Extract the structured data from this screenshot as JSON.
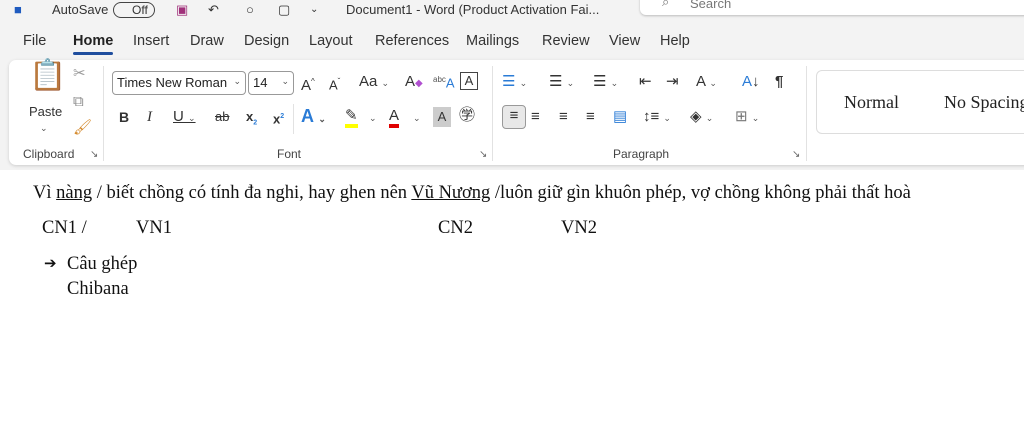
{
  "titlebar": {
    "autosave": "AutoSave",
    "toggle": "Off",
    "title": "Document1 - Word (Product Activation Fai...",
    "search_placeholder": "Search"
  },
  "tabs": [
    "File",
    "Home",
    "Insert",
    "Draw",
    "Design",
    "Layout",
    "References",
    "Mailings",
    "Review",
    "View",
    "Help"
  ],
  "ribbon": {
    "clipboard": {
      "paste": "Paste",
      "label": "Clipboard"
    },
    "font": {
      "name": "Times New Roman",
      "size": "14",
      "label": "Font"
    },
    "paragraph": {
      "label": "Paragraph"
    },
    "styles": [
      "Normal",
      "No Spacing"
    ]
  },
  "colors": {
    "highlight": "#ffff00",
    "font_color": "#e00000",
    "accent": "#1f4e9e"
  },
  "document": {
    "line1": {
      "p1": "Vì ",
      "u1": "nàng",
      "p2": " / biết chồng có tính đa nghi, hay ghen nên ",
      "u2": "Vũ Nương",
      "p3": " /luôn giữ gìn khuôn phép, vợ chồng không phải thất hoà"
    },
    "labels": {
      "cn1": "CN1  /",
      "vn1": "VN1",
      "cn2": "CN2",
      "vn2": "VN2"
    },
    "arrow": "➔",
    "conclusion": "Câu ghép",
    "note": "Chibana"
  }
}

-*-*-

● **YOUR INSTRUCTIONS**: Leave the pictures out and write out every entry exactly as given.

● **FULL ANSWER**:
Extract the structured data from this screenshot as JSON.
{
  "titlebar": {
    "autosave": "AutoSave",
    "toggle": "Off",
    "title": "Document1 - Word (Product Activation Fai...",
    "search_placeholder": "Search"
  },
  "tabs": [
    "File",
    "Home",
    "Insert",
    "Draw",
    "Design",
    "Layout",
    "References",
    "Mailings",
    "Review",
    "View",
    "Help"
  ],
  "ribbon": {
    "clipboard": {
      "paste": "Paste",
      "label": "Clipboard"
    },
    "font": {
      "name": "Times New Roman",
      "size": "14",
      "label": "Font"
    },
    "paragraph": {
      "label": "Paragraph"
    },
    "styles": [
      "Normal",
      "No Spacing"
    ]
  },
  "colors": {
    "highlight": "#ffff00",
    "font_color": "#e00000",
    "accent": "#1f4e9e"
  },
  "document": {
    "line1": {
      "p1": "Vì ",
      "u1": "nàng",
      "p2": " / biết chồng có tính đa nghi, hay ghen nên ",
      "u2": "Vũ Nương",
      "p3": " /luôn giữ gìn khuôn phép, vợ chồng không phải thất hoà"
    },
    "labels": {
      "cn1": "CN1  /",
      "vn1": "VN1",
      "cn2": "CN2",
      "vn2": "VN2"
    },
    "arrow": "➔",
    "conclusion": "Câu ghép",
    "note": "Chibana"
  }
}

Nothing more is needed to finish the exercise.